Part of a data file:

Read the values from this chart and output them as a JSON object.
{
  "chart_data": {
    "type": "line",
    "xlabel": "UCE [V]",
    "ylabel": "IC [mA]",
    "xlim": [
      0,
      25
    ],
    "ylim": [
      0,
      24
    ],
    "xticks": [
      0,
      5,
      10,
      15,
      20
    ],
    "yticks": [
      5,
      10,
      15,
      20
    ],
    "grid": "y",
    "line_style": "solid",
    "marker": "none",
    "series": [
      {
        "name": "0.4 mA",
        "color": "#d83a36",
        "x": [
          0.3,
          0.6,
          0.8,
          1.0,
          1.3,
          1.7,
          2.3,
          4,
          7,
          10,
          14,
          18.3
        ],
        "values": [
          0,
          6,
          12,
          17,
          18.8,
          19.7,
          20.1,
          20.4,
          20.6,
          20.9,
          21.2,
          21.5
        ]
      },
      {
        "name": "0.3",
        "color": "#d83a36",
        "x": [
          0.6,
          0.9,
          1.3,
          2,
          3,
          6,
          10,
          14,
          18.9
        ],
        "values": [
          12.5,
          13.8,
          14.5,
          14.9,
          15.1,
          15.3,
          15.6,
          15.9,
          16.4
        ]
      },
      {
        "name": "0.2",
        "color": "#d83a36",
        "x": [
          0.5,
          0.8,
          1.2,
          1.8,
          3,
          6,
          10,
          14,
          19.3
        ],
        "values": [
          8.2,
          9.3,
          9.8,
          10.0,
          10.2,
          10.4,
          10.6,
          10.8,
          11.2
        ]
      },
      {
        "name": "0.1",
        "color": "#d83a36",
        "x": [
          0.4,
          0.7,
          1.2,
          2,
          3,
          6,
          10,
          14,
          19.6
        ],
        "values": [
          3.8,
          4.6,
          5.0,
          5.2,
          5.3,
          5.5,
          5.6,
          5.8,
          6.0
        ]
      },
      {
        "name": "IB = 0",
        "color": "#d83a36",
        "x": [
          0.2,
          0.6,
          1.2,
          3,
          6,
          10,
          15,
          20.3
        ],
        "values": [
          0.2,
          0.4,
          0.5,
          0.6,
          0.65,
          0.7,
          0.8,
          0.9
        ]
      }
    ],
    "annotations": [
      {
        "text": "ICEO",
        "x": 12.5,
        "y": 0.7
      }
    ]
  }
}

INSTRUCTION :: Copy every line in the records above that contains the word "name".

SOLUTION FOR THIS PROBLEM ::
        "name": "0.4 mA",
        "name": "0.3",
        "name": "0.2",
        "name": "0.1",
        "name": "IB = 0",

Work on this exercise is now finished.